* [Given entries]:
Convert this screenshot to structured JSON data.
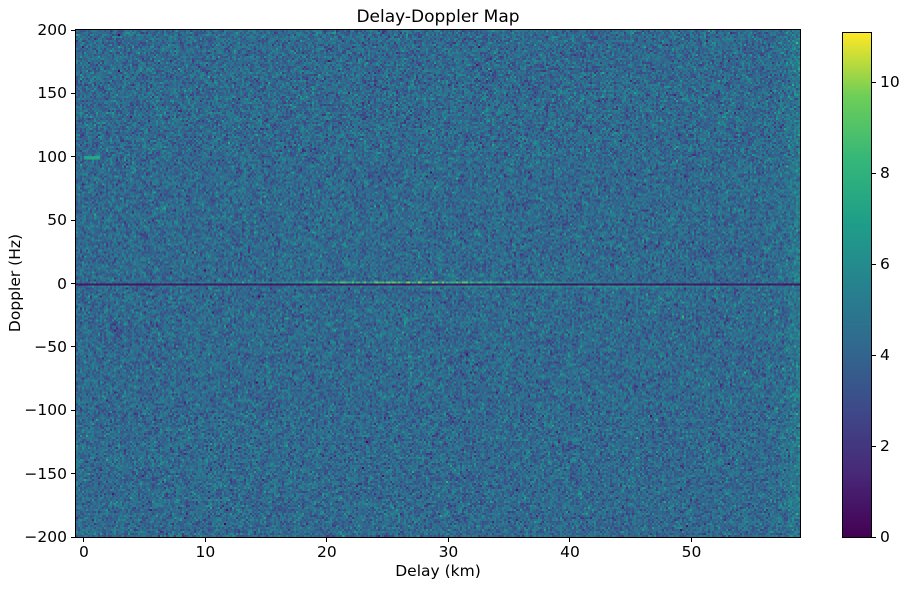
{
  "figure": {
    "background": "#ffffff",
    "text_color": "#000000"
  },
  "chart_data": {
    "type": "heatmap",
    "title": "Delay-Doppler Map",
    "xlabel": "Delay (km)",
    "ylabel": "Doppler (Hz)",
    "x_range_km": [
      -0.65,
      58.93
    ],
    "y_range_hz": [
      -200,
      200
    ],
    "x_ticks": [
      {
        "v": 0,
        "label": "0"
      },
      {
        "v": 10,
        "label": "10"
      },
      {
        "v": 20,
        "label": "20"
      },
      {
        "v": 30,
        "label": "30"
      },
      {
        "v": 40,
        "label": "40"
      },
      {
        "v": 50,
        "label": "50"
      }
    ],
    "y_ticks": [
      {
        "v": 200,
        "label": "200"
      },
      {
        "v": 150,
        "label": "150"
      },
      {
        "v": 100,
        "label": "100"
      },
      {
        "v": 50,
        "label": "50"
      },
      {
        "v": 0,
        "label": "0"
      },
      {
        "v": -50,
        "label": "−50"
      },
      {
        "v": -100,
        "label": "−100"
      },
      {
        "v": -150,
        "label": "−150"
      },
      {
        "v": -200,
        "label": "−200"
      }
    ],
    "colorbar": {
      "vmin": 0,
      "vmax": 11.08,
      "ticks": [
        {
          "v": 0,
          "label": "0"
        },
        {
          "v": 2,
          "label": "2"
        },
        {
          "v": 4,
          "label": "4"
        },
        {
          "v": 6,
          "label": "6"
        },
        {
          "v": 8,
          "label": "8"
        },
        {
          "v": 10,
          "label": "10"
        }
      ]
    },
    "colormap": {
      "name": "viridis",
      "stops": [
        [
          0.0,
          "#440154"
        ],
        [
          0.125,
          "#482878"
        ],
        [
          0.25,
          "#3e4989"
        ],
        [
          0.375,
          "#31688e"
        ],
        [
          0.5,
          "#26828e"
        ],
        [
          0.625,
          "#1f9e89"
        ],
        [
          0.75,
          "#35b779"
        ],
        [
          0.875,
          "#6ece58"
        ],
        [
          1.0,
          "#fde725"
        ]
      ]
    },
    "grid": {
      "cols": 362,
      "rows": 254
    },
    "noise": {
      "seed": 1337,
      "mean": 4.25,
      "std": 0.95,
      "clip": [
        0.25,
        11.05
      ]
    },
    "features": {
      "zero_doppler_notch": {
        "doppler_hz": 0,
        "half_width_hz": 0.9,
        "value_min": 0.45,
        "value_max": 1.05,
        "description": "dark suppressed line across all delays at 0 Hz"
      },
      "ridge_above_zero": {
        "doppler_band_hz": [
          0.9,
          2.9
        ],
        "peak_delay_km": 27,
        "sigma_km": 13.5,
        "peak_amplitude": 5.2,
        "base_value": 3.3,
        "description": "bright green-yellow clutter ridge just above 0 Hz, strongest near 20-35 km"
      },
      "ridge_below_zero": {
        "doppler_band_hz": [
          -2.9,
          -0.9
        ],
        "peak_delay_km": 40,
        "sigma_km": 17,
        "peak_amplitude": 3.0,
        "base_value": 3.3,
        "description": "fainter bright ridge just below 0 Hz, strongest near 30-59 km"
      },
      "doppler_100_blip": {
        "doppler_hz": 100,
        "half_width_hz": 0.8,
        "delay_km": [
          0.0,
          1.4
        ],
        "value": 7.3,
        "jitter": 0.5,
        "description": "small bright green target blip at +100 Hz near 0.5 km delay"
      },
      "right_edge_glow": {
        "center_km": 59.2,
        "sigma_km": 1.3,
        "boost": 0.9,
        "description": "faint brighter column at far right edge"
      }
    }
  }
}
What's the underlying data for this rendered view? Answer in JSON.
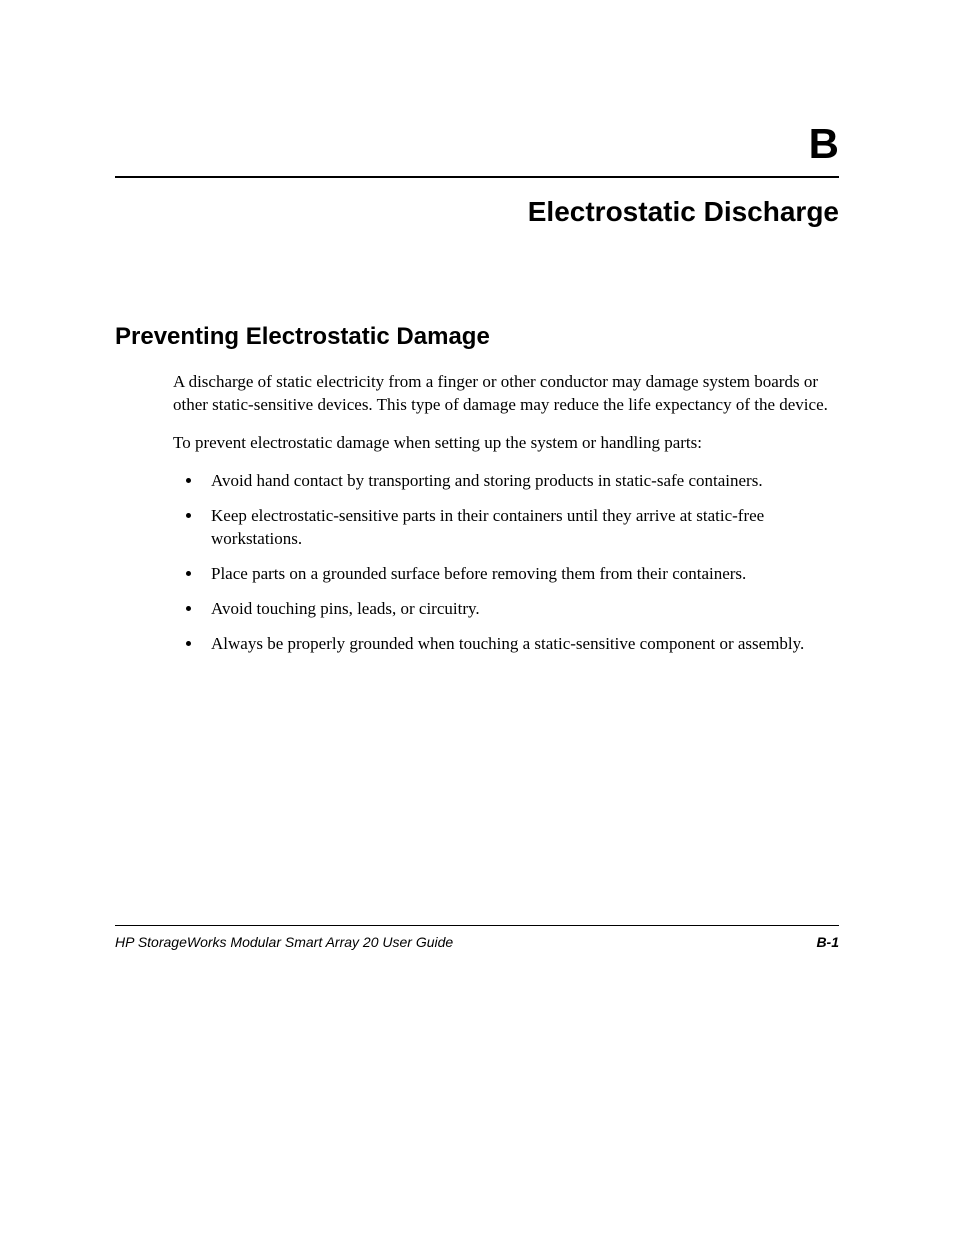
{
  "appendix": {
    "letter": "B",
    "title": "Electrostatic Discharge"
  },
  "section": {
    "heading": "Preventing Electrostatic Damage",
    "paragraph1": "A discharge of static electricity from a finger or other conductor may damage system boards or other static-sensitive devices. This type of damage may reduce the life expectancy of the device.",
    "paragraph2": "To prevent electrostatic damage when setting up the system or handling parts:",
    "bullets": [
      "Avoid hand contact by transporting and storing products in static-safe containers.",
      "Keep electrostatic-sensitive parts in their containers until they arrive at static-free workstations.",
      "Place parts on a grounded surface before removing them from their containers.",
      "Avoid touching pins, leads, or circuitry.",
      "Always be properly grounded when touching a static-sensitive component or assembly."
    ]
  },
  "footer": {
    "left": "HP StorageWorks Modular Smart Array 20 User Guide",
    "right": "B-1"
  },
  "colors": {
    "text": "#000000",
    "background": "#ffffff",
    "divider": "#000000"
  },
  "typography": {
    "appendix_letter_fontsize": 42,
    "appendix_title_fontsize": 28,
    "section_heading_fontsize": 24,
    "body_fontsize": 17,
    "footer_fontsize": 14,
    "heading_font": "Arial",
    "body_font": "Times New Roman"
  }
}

* [Work required]: All of the material above should be reproduced exactly, except the pictures.

* [Problem solution]:
Convert this screenshot to structured JSON data.
{
  "figure": {
    "background": "#ffffff",
    "text_color": "#000000"
  },
  "chart_data": {
    "type": "heatmap",
    "title": "Delay-Doppler Map",
    "xlabel": "Delay (km)",
    "ylabel": "Doppler (Hz)",
    "x_range_km": [
      -0.65,
      58.93
    ],
    "y_range_hz": [
      -200,
      200
    ],
    "x_ticks": [
      {
        "v": 0,
        "label": "0"
      },
      {
        "v": 10,
        "label": "10"
      },
      {
        "v": 20,
        "label": "20"
      },
      {
        "v": 30,
        "label": "30"
      },
      {
        "v": 40,
        "label": "40"
      },
      {
        "v": 50,
        "label": "50"
      }
    ],
    "y_ticks": [
      {
        "v": 200,
        "label": "200"
      },
      {
        "v": 150,
        "label": "150"
      },
      {
        "v": 100,
        "label": "100"
      },
      {
        "v": 50,
        "label": "50"
      },
      {
        "v": 0,
        "label": "0"
      },
      {
        "v": -50,
        "label": "−50"
      },
      {
        "v": -100,
        "label": "−100"
      },
      {
        "v": -150,
        "label": "−150"
      },
      {
        "v": -200,
        "label": "−200"
      }
    ],
    "colorbar": {
      "vmin": 0,
      "vmax": 11.08,
      "ticks": [
        {
          "v": 0,
          "label": "0"
        },
        {
          "v": 2,
          "label": "2"
        },
        {
          "v": 4,
          "label": "4"
        },
        {
          "v": 6,
          "label": "6"
        },
        {
          "v": 8,
          "label": "8"
        },
        {
          "v": 10,
          "label": "10"
        }
      ]
    },
    "colormap": {
      "name": "viridis",
      "stops": [
        [
          0.0,
          "#440154"
        ],
        [
          0.125,
          "#482878"
        ],
        [
          0.25,
          "#3e4989"
        ],
        [
          0.375,
          "#31688e"
        ],
        [
          0.5,
          "#26828e"
        ],
        [
          0.625,
          "#1f9e89"
        ],
        [
          0.75,
          "#35b779"
        ],
        [
          0.875,
          "#6ece58"
        ],
        [
          1.0,
          "#fde725"
        ]
      ]
    },
    "grid": {
      "cols": 362,
      "rows": 254
    },
    "noise": {
      "seed": 1337,
      "mean": 4.25,
      "std": 0.95,
      "clip": [
        0.25,
        11.05
      ]
    },
    "features": {
      "zero_doppler_notch": {
        "doppler_hz": 0,
        "half_width_hz": 0.9,
        "value_min": 0.45,
        "value_max": 1.05,
        "description": "dark suppressed line across all delays at 0 Hz"
      },
      "ridge_above_zero": {
        "doppler_band_hz": [
          0.9,
          2.9
        ],
        "peak_delay_km": 27,
        "sigma_km": 13.5,
        "peak_amplitude": 5.2,
        "base_value": 3.3,
        "description": "bright green-yellow clutter ridge just above 0 Hz, strongest near 20-35 km"
      },
      "ridge_below_zero": {
        "doppler_band_hz": [
          -2.9,
          -0.9
        ],
        "peak_delay_km": 40,
        "sigma_km": 17,
        "peak_amplitude": 3.0,
        "base_value": 3.3,
        "description": "fainter bright ridge just below 0 Hz, strongest near 30-59 km"
      },
      "doppler_100_blip": {
        "doppler_hz": 100,
        "half_width_hz": 0.8,
        "delay_km": [
          0.0,
          1.4
        ],
        "value": 7.3,
        "jitter": 0.5,
        "description": "small bright green target blip at +100 Hz near 0.5 km delay"
      },
      "right_edge_glow": {
        "center_km": 59.2,
        "sigma_km": 1.3,
        "boost": 0.9,
        "description": "faint brighter column at far right edge"
      }
    }
  }
}
What's the underlying data for this rendered view? Answer in JSON.
{
  "appendix": {
    "letter": "B",
    "title": "Electrostatic Discharge"
  },
  "section": {
    "heading": "Preventing Electrostatic Damage",
    "paragraph1": "A discharge of static electricity from a finger or other conductor may damage system boards or other static-sensitive devices. This type of damage may reduce the life expectancy of the device.",
    "paragraph2": "To prevent electrostatic damage when setting up the system or handling parts:",
    "bullets": [
      "Avoid hand contact by transporting and storing products in static-safe containers.",
      "Keep electrostatic-sensitive parts in their containers until they arrive at static-free workstations.",
      "Place parts on a grounded surface before removing them from their containers.",
      "Avoid touching pins, leads, or circuitry.",
      "Always be properly grounded when touching a static-sensitive component or assembly."
    ]
  },
  "footer": {
    "left": "HP StorageWorks Modular Smart Array 20 User Guide",
    "right": "B-1"
  },
  "colors": {
    "text": "#000000",
    "background": "#ffffff",
    "divider": "#000000"
  },
  "typography": {
    "appendix_letter_fontsize": 42,
    "appendix_title_fontsize": 28,
    "section_heading_fontsize": 24,
    "body_fontsize": 17,
    "footer_fontsize": 14,
    "heading_font": "Arial",
    "body_font": "Times New Roman"
  }
}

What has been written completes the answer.